» Task to carry out
Reproduce the following data line for line, without any changes.

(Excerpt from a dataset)
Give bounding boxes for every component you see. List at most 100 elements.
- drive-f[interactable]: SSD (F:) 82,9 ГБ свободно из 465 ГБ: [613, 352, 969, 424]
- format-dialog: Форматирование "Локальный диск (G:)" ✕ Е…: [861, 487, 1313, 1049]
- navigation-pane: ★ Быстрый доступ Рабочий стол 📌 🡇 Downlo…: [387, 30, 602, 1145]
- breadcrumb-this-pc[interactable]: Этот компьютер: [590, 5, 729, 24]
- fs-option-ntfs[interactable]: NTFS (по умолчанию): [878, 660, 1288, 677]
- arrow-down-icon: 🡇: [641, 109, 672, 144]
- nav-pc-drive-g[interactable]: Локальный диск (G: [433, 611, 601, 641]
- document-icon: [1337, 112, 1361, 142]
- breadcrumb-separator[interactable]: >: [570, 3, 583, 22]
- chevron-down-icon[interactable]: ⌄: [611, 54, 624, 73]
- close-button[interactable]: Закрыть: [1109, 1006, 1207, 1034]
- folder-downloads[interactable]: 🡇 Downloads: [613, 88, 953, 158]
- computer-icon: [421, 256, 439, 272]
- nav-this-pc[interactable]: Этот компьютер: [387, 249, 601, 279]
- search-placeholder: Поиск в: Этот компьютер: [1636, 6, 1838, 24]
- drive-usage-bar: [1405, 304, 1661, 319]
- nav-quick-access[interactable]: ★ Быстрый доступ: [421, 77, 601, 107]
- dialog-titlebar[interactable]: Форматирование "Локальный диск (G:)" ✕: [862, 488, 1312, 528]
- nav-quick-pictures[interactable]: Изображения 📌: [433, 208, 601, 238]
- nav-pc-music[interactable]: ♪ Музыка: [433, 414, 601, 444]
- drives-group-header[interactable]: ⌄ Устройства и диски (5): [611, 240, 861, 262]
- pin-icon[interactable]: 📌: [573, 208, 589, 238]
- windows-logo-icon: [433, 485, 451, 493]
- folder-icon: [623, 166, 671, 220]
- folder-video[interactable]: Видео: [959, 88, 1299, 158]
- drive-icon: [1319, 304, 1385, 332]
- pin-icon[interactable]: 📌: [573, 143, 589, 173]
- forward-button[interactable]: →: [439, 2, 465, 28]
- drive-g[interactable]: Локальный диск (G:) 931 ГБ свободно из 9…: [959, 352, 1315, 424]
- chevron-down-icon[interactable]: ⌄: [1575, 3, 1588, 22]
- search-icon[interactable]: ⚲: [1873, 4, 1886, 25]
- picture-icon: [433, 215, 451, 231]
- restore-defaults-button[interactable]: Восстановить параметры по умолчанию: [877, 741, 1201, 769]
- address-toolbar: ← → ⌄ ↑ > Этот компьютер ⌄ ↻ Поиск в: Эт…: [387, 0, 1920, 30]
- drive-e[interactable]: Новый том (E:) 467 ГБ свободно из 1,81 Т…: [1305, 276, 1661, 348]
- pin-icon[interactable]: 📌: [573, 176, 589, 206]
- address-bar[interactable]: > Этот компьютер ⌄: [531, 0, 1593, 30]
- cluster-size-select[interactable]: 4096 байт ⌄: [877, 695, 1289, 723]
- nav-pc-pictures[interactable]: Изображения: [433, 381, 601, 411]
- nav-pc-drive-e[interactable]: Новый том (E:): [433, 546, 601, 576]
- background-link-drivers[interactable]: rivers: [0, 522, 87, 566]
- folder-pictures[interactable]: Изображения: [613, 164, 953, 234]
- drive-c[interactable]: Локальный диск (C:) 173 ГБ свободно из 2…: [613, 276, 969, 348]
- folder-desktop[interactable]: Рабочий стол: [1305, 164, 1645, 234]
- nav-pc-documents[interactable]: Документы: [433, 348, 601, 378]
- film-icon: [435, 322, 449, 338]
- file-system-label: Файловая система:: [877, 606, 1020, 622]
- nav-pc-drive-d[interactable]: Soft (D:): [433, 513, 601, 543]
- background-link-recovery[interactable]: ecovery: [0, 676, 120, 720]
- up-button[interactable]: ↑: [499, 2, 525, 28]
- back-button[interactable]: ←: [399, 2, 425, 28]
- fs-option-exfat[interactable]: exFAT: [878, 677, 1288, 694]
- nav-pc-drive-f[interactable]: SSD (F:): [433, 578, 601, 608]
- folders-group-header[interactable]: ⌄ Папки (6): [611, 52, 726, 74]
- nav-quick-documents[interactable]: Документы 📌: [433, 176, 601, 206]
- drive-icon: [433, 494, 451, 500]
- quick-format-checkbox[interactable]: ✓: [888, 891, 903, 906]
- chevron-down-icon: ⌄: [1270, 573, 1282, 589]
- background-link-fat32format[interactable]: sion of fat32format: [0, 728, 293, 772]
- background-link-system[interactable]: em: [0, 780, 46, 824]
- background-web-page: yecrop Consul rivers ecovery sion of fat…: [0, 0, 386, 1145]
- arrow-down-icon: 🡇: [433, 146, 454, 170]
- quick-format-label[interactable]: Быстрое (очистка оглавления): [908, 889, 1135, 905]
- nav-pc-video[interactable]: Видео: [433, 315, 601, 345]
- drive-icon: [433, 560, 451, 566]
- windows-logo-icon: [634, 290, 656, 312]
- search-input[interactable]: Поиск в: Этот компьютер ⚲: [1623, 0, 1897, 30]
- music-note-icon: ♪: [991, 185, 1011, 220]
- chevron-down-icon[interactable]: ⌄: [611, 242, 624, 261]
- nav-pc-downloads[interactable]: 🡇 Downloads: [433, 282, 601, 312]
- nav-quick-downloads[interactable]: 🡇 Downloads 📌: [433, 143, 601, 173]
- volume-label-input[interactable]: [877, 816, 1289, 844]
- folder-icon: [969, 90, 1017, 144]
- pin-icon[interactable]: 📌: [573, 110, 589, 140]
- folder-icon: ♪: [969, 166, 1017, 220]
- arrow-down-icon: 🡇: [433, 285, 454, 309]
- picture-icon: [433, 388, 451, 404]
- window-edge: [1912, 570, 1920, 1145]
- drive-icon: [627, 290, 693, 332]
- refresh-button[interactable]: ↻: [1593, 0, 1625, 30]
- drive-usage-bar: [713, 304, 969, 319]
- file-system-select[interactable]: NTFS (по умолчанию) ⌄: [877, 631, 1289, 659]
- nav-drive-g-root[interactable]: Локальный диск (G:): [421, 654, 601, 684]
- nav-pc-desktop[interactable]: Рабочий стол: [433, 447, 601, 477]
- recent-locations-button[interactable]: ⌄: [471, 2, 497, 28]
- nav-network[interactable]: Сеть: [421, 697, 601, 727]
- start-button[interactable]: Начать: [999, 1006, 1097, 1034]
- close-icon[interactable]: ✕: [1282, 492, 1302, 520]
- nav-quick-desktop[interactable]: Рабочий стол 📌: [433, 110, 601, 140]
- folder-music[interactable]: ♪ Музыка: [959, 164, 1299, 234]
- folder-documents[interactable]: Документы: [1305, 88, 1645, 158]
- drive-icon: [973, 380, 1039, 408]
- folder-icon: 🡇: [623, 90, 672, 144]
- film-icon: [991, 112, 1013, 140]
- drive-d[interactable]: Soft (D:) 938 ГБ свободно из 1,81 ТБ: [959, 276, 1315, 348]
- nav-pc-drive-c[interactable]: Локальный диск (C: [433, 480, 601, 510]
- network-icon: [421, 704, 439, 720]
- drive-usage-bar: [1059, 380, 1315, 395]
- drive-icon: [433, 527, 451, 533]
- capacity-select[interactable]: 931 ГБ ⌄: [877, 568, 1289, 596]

» Task output
Give bounding boxes for every component you see. List at most 100 elements.
- drive-f[interactable]: SSD (F:) 82,9 ГБ свободно из 465 ГБ: [613, 352, 969, 424]
- format-dialog: Форматирование "Локальный диск (G:)" ✕ Е…: [861, 487, 1313, 1049]
- navigation-pane: ★ Быстрый доступ Рабочий стол 📌 🡇 Downlo…: [387, 30, 602, 1145]
- breadcrumb-this-pc[interactable]: Этот компьютер: [590, 5, 729, 24]
- fs-option-ntfs[interactable]: NTFS (по умолчанию): [878, 660, 1288, 677]
- arrow-down-icon: 🡇: [641, 109, 672, 144]
- nav-pc-drive-g[interactable]: Локальный диск (G: [433, 611, 601, 641]
- document-icon: [1337, 112, 1361, 142]
- breadcrumb-separator[interactable]: >: [570, 3, 583, 22]
- chevron-down-icon[interactable]: ⌄: [611, 54, 624, 73]
- close-button[interactable]: Закрыть: [1109, 1006, 1207, 1034]
- folder-downloads[interactable]: 🡇 Downloads: [613, 88, 953, 158]
- computer-icon: [421, 256, 439, 272]
- nav-this-pc[interactable]: Этот компьютер: [387, 249, 601, 279]
- search-placeholder: Поиск в: Этот компьютер: [1636, 6, 1838, 24]
- drive-usage-bar: [1405, 304, 1661, 319]
- nav-quick-access[interactable]: ★ Быстрый доступ: [421, 77, 601, 107]
- dialog-titlebar[interactable]: Форматирование "Локальный диск (G:)" ✕: [862, 488, 1312, 528]
- nav-quick-pictures[interactable]: Изображения 📌: [433, 208, 601, 238]
- nav-pc-music[interactable]: ♪ Музыка: [433, 414, 601, 444]
- drives-group-header[interactable]: ⌄ Устройства и диски (5): [611, 240, 861, 262]
- pin-icon[interactable]: 📌: [573, 208, 589, 238]
- windows-logo-icon: [433, 485, 451, 493]
- folder-icon: [623, 166, 671, 220]
- folder-video[interactable]: Видео: [959, 88, 1299, 158]
- drive-icon: [1319, 304, 1385, 332]
- pin-icon[interactable]: 📌: [573, 143, 589, 173]
- forward-button[interactable]: →: [439, 2, 465, 28]
- drive-g[interactable]: Локальный диск (G:) 931 ГБ свободно из 9…: [959, 352, 1315, 424]
- chevron-down-icon[interactable]: ⌄: [1575, 3, 1588, 22]
- search-icon[interactable]: ⚲: [1873, 4, 1886, 25]
- picture-icon: [433, 215, 451, 231]
- restore-defaults-button[interactable]: Восстановить параметры по умолчанию: [877, 741, 1201, 769]
- address-toolbar: ← → ⌄ ↑ > Этот компьютер ⌄ ↻ Поиск в: Эт…: [387, 0, 1920, 30]
- drive-e[interactable]: Новый том (E:) 467 ГБ свободно из 1,81 Т…: [1305, 276, 1661, 348]
- pin-icon[interactable]: 📌: [573, 176, 589, 206]
- address-bar[interactable]: > Этот компьютер ⌄: [531, 0, 1593, 30]
- cluster-size-select[interactable]: 4096 байт ⌄: [877, 695, 1289, 723]
- nav-pc-pictures[interactable]: Изображения: [433, 381, 601, 411]
- nav-pc-drive-e[interactable]: Новый том (E:): [433, 546, 601, 576]
- background-link-drivers[interactable]: rivers: [0, 522, 87, 566]
- folder-pictures[interactable]: Изображения: [613, 164, 953, 234]
- drive-c[interactable]: Локальный диск (C:) 173 ГБ свободно из 2…: [613, 276, 969, 348]
- folder-desktop[interactable]: Рабочий стол: [1305, 164, 1645, 234]
- nav-pc-documents[interactable]: Документы: [433, 348, 601, 378]
- film-icon: [435, 322, 449, 338]
- file-system-label: Файловая система:: [877, 606, 1020, 622]
- nav-pc-drive-d[interactable]: Soft (D:): [433, 513, 601, 543]
- background-link-recovery[interactable]: ecovery: [0, 676, 120, 720]
- up-button[interactable]: ↑: [499, 2, 525, 28]
- back-button[interactable]: ←: [399, 2, 425, 28]
- fs-option-exfat[interactable]: exFAT: [878, 677, 1288, 694]
- nav-pc-drive-f[interactable]: SSD (F:): [433, 578, 601, 608]
- folders-group-header[interactable]: ⌄ Папки (6): [611, 52, 726, 74]
- nav-quick-documents[interactable]: Документы 📌: [433, 176, 601, 206]
- drive-icon: [433, 494, 451, 500]
- quick-format-checkbox[interactable]: ✓: [888, 891, 903, 906]
- chevron-down-icon: ⌄: [1270, 573, 1282, 589]
- background-link-fat32format[interactable]: sion of fat32format: [0, 728, 293, 772]
- background-link-system[interactable]: em: [0, 780, 46, 824]
- background-web-page: yecrop Consul rivers ecovery sion of fat…: [0, 0, 386, 1145]
- arrow-down-icon: 🡇: [433, 146, 454, 170]
- quick-format-label[interactable]: Быстрое (очистка оглавления): [908, 889, 1135, 905]
- nav-pc-video[interactable]: Видео: [433, 315, 601, 345]
- drive-icon: [433, 560, 451, 566]
- windows-logo-icon: [634, 290, 656, 312]
- search-input[interactable]: Поиск в: Этот компьютер ⚲: [1623, 0, 1897, 30]
- music-note-icon: ♪: [991, 185, 1011, 220]
- chevron-down-icon[interactable]: ⌄: [611, 242, 624, 261]
- nav-pc-downloads[interactable]: 🡇 Downloads: [433, 282, 601, 312]
- nav-quick-downloads[interactable]: 🡇 Downloads 📌: [433, 143, 601, 173]
- volume-label-input[interactable]: [877, 816, 1289, 844]
- folder-icon: [969, 90, 1017, 144]
- pin-icon[interactable]: 📌: [573, 110, 589, 140]
- folder-icon: ♪: [969, 166, 1017, 220]
- arrow-down-icon: 🡇: [433, 285, 454, 309]
- picture-icon: [433, 388, 451, 404]
- window-edge: [1912, 570, 1920, 1145]
- drive-icon: [627, 290, 693, 332]
- refresh-button[interactable]: ↻: [1593, 0, 1625, 30]
- drive-usage-bar: [713, 304, 969, 319]
- file-system-select[interactable]: NTFS (по умолчанию) ⌄: [877, 631, 1289, 659]
- nav-drive-g-root[interactable]: Локальный диск (G:): [421, 654, 601, 684]
- nav-pc-desktop[interactable]: Рабочий стол: [433, 447, 601, 477]
- recent-locations-button[interactable]: ⌄: [471, 2, 497, 28]
- nav-network[interactable]: Сеть: [421, 697, 601, 727]
- start-button[interactable]: Начать: [999, 1006, 1097, 1034]
- close-icon[interactable]: ✕: [1282, 492, 1302, 520]
- nav-quick-desktop[interactable]: Рабочий стол 📌: [433, 110, 601, 140]
- folder-music[interactable]: ♪ Музыка: [959, 164, 1299, 234]
- folder-documents[interactable]: Документы: [1305, 88, 1645, 158]
- drive-icon: [973, 380, 1039, 408]
- folder-icon: 🡇: [623, 90, 672, 144]
- film-icon: [991, 112, 1013, 140]
- drive-d[interactable]: Soft (D:) 938 ГБ свободно из 1,81 ТБ: [959, 276, 1315, 348]
- nav-pc-drive-c[interactable]: Локальный диск (C: [433, 480, 601, 510]
- network-icon: [421, 704, 439, 720]
- drive-usage-bar: [1059, 380, 1315, 395]
- drive-icon: [433, 527, 451, 533]
- capacity-select[interactable]: 931 ГБ ⌄: [877, 568, 1289, 596]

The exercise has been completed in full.